▸ **RECORDS SHOWN**

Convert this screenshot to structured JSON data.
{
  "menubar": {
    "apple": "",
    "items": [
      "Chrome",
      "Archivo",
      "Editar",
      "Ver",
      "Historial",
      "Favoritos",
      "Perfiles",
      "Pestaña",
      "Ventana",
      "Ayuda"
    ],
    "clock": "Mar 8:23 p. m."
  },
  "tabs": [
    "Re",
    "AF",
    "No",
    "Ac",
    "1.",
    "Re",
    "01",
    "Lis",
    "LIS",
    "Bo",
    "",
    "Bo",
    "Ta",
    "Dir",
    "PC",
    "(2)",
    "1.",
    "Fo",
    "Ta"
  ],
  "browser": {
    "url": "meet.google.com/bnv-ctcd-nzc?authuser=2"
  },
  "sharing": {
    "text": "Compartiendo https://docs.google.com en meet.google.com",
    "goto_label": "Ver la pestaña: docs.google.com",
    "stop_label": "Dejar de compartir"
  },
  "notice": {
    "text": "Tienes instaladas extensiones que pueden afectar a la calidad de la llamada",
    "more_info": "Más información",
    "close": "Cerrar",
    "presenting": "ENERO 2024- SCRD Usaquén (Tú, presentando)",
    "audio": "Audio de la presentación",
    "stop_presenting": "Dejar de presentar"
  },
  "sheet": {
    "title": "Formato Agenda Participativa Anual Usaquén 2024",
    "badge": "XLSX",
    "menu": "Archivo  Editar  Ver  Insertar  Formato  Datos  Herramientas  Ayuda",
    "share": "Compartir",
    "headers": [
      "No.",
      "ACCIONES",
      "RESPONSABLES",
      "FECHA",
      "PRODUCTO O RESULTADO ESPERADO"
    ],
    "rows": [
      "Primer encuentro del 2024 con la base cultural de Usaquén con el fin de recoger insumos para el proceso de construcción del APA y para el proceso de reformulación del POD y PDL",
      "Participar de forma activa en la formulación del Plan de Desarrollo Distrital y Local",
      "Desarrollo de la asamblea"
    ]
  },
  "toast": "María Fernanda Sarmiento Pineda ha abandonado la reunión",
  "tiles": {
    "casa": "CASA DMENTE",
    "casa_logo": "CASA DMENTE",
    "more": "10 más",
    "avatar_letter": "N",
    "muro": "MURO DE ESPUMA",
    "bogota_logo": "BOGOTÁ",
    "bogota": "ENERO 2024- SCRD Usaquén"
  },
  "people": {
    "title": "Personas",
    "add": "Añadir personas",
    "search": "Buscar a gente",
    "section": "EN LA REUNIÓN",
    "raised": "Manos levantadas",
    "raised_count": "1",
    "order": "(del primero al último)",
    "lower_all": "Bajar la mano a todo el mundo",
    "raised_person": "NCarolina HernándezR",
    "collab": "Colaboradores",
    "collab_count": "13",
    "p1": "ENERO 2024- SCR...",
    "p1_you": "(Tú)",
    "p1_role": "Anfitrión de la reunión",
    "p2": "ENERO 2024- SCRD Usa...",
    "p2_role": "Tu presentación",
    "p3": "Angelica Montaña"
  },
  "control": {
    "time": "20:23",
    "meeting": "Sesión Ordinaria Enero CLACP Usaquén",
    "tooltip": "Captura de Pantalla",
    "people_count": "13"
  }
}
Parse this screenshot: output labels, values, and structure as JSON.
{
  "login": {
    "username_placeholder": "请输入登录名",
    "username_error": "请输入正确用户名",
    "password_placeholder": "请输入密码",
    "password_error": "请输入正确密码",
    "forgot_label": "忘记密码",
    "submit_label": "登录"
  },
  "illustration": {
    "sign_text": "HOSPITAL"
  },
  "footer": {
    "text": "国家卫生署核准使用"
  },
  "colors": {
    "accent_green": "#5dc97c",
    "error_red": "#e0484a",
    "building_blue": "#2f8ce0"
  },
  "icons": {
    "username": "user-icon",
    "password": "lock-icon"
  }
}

▸ **WORK TO COMPLETE**
In how many lines does the word "DMENTE" appear? Respond with the number alone.

▸ **SOLUTION TO THE EXERCISE**
2